**Job:** How many lines in the listing below include the word "Peak"? Answer with the number and nothing else.

Start Dataset content

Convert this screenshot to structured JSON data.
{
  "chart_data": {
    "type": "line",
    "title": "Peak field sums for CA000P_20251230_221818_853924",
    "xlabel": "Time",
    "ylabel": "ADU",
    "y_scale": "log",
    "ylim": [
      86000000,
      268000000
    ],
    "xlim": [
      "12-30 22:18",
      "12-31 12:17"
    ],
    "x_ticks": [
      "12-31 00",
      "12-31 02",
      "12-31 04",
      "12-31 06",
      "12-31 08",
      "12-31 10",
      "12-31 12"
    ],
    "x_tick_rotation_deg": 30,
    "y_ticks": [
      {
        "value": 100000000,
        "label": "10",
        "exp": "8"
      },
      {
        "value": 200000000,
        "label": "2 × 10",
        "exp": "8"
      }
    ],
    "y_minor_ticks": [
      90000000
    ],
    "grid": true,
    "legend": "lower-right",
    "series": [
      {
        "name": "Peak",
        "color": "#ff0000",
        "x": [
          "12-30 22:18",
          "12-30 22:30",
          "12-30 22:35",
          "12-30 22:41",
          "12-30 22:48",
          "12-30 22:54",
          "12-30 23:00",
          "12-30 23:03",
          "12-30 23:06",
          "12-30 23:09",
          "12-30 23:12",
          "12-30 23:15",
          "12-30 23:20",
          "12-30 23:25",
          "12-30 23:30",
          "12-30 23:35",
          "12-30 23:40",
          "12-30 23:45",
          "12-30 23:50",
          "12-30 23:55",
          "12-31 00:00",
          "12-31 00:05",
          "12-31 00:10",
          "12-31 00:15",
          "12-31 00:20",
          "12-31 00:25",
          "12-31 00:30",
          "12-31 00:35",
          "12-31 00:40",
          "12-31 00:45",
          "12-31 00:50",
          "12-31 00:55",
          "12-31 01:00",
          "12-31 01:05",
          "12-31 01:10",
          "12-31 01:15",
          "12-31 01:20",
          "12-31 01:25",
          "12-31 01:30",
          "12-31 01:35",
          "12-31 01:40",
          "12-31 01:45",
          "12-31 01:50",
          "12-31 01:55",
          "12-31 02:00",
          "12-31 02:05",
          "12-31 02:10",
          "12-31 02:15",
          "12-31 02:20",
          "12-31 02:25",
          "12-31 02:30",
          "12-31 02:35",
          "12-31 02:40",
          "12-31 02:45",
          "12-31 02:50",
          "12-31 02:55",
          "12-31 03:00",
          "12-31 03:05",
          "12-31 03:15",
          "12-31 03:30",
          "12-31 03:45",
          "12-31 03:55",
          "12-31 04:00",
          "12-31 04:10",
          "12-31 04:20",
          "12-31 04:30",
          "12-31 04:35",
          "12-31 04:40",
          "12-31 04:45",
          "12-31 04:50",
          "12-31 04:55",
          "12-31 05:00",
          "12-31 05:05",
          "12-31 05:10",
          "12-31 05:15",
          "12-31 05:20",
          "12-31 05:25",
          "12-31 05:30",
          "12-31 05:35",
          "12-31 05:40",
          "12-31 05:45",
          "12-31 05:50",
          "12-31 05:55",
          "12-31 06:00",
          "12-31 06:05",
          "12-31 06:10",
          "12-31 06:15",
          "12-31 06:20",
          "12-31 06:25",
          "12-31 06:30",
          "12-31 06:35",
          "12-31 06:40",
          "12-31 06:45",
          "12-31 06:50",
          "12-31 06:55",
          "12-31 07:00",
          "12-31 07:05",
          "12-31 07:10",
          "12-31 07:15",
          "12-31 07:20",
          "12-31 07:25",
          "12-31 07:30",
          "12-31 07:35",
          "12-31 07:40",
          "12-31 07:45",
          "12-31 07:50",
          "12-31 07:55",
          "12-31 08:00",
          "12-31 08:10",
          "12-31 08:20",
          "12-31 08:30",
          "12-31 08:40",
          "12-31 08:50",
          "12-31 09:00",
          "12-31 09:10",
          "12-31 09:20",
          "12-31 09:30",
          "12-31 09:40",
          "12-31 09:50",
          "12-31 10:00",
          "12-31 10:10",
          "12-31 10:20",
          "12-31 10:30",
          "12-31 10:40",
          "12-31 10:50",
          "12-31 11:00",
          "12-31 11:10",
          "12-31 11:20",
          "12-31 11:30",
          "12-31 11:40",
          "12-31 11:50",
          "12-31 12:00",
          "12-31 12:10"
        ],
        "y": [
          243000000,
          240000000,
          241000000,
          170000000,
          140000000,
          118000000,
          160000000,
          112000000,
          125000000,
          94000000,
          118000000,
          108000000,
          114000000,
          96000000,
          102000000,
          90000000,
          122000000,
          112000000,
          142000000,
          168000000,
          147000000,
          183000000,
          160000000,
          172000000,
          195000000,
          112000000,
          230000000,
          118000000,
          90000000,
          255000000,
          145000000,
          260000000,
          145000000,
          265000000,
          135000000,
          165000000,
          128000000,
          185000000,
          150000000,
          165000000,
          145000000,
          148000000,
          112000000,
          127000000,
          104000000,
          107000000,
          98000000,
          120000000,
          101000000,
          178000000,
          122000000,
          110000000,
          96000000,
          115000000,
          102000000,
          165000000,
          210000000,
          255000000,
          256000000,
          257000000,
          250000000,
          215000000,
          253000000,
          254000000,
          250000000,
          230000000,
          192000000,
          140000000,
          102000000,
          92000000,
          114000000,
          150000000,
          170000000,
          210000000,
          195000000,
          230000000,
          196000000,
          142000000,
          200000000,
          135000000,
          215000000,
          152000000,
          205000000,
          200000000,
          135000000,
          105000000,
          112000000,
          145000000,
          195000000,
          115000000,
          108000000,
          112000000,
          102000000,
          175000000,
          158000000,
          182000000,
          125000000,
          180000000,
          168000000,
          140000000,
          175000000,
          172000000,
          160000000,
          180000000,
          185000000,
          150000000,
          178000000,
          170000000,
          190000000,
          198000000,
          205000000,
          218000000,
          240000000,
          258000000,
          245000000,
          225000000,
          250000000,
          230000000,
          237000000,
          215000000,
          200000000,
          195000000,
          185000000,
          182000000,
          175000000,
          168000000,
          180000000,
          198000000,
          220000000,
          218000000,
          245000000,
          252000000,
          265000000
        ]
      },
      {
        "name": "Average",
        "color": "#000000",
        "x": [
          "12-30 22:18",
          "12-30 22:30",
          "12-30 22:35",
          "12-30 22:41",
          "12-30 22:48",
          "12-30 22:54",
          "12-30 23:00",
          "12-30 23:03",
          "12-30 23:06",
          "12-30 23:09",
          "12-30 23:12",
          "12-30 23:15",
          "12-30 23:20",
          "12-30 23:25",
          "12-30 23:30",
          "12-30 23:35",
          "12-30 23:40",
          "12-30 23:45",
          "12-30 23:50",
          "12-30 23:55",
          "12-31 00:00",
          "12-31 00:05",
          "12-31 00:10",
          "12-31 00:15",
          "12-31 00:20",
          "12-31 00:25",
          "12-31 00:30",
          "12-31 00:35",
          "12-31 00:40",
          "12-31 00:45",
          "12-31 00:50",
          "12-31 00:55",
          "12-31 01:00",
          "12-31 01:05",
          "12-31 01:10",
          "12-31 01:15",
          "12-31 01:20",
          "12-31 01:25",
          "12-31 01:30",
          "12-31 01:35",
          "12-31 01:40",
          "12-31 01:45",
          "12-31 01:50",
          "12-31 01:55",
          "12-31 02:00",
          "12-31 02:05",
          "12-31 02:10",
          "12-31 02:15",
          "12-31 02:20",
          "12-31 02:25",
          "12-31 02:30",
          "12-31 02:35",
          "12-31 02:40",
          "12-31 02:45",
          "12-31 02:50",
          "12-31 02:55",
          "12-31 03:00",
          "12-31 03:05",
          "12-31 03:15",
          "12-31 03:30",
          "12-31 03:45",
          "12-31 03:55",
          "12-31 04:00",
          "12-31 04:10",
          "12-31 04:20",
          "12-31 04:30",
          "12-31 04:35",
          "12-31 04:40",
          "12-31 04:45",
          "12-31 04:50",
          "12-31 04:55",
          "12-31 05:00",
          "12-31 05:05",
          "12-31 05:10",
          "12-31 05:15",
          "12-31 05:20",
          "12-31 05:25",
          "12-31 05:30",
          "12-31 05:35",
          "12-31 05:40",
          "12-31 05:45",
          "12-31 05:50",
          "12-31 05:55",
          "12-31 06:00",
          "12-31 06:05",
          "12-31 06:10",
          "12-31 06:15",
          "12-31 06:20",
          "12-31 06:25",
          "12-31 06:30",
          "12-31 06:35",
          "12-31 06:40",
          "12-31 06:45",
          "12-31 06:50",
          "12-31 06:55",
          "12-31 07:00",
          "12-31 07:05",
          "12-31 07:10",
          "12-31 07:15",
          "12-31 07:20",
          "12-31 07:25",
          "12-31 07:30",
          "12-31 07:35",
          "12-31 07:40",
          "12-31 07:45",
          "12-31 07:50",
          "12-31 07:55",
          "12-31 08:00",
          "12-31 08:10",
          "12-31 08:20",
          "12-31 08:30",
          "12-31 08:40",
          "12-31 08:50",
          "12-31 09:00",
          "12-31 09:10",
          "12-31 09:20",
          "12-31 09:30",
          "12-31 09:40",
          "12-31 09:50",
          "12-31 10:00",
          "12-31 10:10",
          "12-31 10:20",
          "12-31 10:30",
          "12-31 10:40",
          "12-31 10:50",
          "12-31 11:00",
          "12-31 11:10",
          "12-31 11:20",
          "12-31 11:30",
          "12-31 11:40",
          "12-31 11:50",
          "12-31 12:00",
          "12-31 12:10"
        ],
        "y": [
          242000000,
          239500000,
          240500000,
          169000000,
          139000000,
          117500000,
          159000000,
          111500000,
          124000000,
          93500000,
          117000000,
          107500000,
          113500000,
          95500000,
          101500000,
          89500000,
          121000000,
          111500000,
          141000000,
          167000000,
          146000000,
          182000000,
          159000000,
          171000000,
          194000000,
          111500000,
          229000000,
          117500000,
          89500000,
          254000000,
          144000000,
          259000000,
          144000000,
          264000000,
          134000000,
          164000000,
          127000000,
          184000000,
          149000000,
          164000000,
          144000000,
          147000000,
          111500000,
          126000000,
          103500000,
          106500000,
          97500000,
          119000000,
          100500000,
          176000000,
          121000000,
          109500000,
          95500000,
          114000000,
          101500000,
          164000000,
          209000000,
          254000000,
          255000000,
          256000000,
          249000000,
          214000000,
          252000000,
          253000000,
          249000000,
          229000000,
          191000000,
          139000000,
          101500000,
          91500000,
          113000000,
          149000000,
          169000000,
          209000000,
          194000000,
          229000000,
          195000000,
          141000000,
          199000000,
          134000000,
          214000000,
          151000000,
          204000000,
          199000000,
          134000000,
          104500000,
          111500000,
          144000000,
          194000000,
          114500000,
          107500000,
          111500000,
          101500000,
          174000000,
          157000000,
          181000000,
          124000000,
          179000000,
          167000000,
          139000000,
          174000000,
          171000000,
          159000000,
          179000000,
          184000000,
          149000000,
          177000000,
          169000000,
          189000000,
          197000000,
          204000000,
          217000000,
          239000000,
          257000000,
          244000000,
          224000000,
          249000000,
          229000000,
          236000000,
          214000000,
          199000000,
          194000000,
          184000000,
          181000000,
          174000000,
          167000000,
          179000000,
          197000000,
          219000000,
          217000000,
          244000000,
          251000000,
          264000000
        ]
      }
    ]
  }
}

End Dataset content

**Output for this exercise:** 2